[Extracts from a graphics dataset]
──────────────────────────────

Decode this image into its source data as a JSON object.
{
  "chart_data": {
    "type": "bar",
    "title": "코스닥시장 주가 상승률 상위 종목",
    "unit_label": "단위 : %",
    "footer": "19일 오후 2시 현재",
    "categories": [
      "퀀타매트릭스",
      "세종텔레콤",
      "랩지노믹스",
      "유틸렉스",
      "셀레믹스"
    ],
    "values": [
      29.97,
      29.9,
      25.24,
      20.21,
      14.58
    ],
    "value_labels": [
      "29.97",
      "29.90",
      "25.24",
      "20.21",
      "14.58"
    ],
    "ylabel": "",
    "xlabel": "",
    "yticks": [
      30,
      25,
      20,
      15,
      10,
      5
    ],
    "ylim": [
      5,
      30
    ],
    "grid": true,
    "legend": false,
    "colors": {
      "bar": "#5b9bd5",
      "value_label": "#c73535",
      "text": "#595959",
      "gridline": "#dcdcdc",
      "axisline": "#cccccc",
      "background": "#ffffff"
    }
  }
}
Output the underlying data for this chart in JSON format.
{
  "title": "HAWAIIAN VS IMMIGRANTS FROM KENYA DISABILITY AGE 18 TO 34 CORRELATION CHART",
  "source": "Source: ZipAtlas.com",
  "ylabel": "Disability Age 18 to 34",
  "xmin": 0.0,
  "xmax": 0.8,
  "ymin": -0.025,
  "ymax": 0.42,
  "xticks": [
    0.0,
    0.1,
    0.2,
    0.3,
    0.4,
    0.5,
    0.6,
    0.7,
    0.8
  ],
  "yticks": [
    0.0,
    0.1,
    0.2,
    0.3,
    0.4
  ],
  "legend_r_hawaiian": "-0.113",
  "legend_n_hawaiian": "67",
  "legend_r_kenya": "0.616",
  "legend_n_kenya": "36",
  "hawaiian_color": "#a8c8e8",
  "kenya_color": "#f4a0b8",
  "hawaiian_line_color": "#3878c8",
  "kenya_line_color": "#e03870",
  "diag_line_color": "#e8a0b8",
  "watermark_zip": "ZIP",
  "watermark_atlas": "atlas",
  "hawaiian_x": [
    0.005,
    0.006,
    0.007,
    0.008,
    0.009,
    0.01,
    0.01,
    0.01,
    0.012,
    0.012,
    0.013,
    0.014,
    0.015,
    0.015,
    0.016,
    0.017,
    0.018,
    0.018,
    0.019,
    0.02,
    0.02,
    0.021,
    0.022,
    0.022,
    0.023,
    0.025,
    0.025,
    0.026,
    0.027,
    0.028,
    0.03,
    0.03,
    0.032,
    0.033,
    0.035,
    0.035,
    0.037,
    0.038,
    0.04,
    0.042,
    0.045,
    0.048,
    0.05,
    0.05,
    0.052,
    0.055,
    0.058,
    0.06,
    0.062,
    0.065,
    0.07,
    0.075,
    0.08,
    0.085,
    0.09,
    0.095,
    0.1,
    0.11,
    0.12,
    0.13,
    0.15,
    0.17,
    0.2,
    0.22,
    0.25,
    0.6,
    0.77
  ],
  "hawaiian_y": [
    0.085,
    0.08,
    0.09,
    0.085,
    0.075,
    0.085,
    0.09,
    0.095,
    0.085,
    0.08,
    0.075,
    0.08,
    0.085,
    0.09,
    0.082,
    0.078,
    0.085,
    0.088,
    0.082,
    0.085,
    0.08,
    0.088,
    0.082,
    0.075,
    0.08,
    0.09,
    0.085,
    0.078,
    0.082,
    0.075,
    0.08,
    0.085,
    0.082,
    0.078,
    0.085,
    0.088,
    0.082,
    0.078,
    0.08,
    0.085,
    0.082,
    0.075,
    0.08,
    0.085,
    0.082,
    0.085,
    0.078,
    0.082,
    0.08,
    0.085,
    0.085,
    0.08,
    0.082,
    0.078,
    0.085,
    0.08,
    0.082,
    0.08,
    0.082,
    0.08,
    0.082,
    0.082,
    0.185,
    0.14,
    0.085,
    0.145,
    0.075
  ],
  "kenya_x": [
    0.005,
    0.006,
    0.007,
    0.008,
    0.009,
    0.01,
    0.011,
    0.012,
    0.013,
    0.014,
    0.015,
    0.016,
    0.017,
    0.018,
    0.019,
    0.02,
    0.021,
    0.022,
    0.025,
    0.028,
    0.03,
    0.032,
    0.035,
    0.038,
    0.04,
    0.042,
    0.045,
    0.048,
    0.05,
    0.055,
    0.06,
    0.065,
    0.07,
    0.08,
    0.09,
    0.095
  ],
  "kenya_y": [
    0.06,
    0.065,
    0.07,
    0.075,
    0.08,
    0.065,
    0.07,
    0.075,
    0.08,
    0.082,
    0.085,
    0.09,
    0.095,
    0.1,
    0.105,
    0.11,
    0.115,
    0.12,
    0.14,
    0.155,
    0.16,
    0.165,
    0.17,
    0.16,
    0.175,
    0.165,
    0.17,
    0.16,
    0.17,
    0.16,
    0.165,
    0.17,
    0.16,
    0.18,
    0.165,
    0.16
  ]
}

──────────────────────────────

- [REQUIREMENTS]: Without leaving anything out, quote all the data.

- [TASK RESPONSE]:
Decode this image into its source data as a JSON object.
{
  "chart_data": {
    "type": "bar",
    "title": "코스닥시장 주가 상승률 상위 종목",
    "unit_label": "단위 : %",
    "footer": "19일 오후 2시 현재",
    "categories": [
      "퀀타매트릭스",
      "세종텔레콤",
      "랩지노믹스",
      "유틸렉스",
      "셀레믹스"
    ],
    "values": [
      29.97,
      29.9,
      25.24,
      20.21,
      14.58
    ],
    "value_labels": [
      "29.97",
      "29.90",
      "25.24",
      "20.21",
      "14.58"
    ],
    "ylabel": "",
    "xlabel": "",
    "yticks": [
      30,
      25,
      20,
      15,
      10,
      5
    ],
    "ylim": [
      5,
      30
    ],
    "grid": true,
    "legend": false,
    "colors": {
      "bar": "#5b9bd5",
      "value_label": "#c73535",
      "text": "#595959",
      "gridline": "#dcdcdc",
      "axisline": "#cccccc",
      "background": "#ffffff"
    }
  }
}
Output the underlying data for this chart in JSON format.
{
  "title": "HAWAIIAN VS IMMIGRANTS FROM KENYA DISABILITY AGE 18 TO 34 CORRELATION CHART",
  "source": "Source: ZipAtlas.com",
  "ylabel": "Disability Age 18 to 34",
  "xmin": 0.0,
  "xmax": 0.8,
  "ymin": -0.025,
  "ymax": 0.42,
  "xticks": [
    0.0,
    0.1,
    0.2,
    0.3,
    0.4,
    0.5,
    0.6,
    0.7,
    0.8
  ],
  "yticks": [
    0.0,
    0.1,
    0.2,
    0.3,
    0.4
  ],
  "legend_r_hawaiian": "-0.113",
  "legend_n_hawaiian": "67",
  "legend_r_kenya": "0.616",
  "legend_n_kenya": "36",
  "hawaiian_color": "#a8c8e8",
  "kenya_color": "#f4a0b8",
  "hawaiian_line_color": "#3878c8",
  "kenya_line_color": "#e03870",
  "diag_line_color": "#e8a0b8",
  "watermark_zip": "ZIP",
  "watermark_atlas": "atlas",
  "hawaiian_x": [
    0.005,
    0.006,
    0.007,
    0.008,
    0.009,
    0.01,
    0.01,
    0.01,
    0.012,
    0.012,
    0.013,
    0.014,
    0.015,
    0.015,
    0.016,
    0.017,
    0.018,
    0.018,
    0.019,
    0.02,
    0.02,
    0.021,
    0.022,
    0.022,
    0.023,
    0.025,
    0.025,
    0.026,
    0.027,
    0.028,
    0.03,
    0.03,
    0.032,
    0.033,
    0.035,
    0.035,
    0.037,
    0.038,
    0.04,
    0.042,
    0.045,
    0.048,
    0.05,
    0.05,
    0.052,
    0.055,
    0.058,
    0.06,
    0.062,
    0.065,
    0.07,
    0.075,
    0.08,
    0.085,
    0.09,
    0.095,
    0.1,
    0.11,
    0.12,
    0.13,
    0.15,
    0.17,
    0.2,
    0.22,
    0.25,
    0.6,
    0.77
  ],
  "hawaiian_y": [
    0.085,
    0.08,
    0.09,
    0.085,
    0.075,
    0.085,
    0.09,
    0.095,
    0.085,
    0.08,
    0.075,
    0.08,
    0.085,
    0.09,
    0.082,
    0.078,
    0.085,
    0.088,
    0.082,
    0.085,
    0.08,
    0.088,
    0.082,
    0.075,
    0.08,
    0.09,
    0.085,
    0.078,
    0.082,
    0.075,
    0.08,
    0.085,
    0.082,
    0.078,
    0.085,
    0.088,
    0.082,
    0.078,
    0.08,
    0.085,
    0.082,
    0.075,
    0.08,
    0.085,
    0.082,
    0.085,
    0.078,
    0.082,
    0.08,
    0.085,
    0.085,
    0.08,
    0.082,
    0.078,
    0.085,
    0.08,
    0.082,
    0.08,
    0.082,
    0.08,
    0.082,
    0.082,
    0.185,
    0.14,
    0.085,
    0.145,
    0.075
  ],
  "kenya_x": [
    0.005,
    0.006,
    0.007,
    0.008,
    0.009,
    0.01,
    0.011,
    0.012,
    0.013,
    0.014,
    0.015,
    0.016,
    0.017,
    0.018,
    0.019,
    0.02,
    0.021,
    0.022,
    0.025,
    0.028,
    0.03,
    0.032,
    0.035,
    0.038,
    0.04,
    0.042,
    0.045,
    0.048,
    0.05,
    0.055,
    0.06,
    0.065,
    0.07,
    0.08,
    0.09,
    0.095
  ],
  "kenya_y": [
    0.06,
    0.065,
    0.07,
    0.075,
    0.08,
    0.065,
    0.07,
    0.075,
    0.08,
    0.082,
    0.085,
    0.09,
    0.095,
    0.1,
    0.105,
    0.11,
    0.115,
    0.12,
    0.14,
    0.155,
    0.16,
    0.165,
    0.17,
    0.16,
    0.175,
    0.165,
    0.17,
    0.16,
    0.17,
    0.16,
    0.165,
    0.17,
    0.16,
    0.18,
    0.165,
    0.16
  ]
}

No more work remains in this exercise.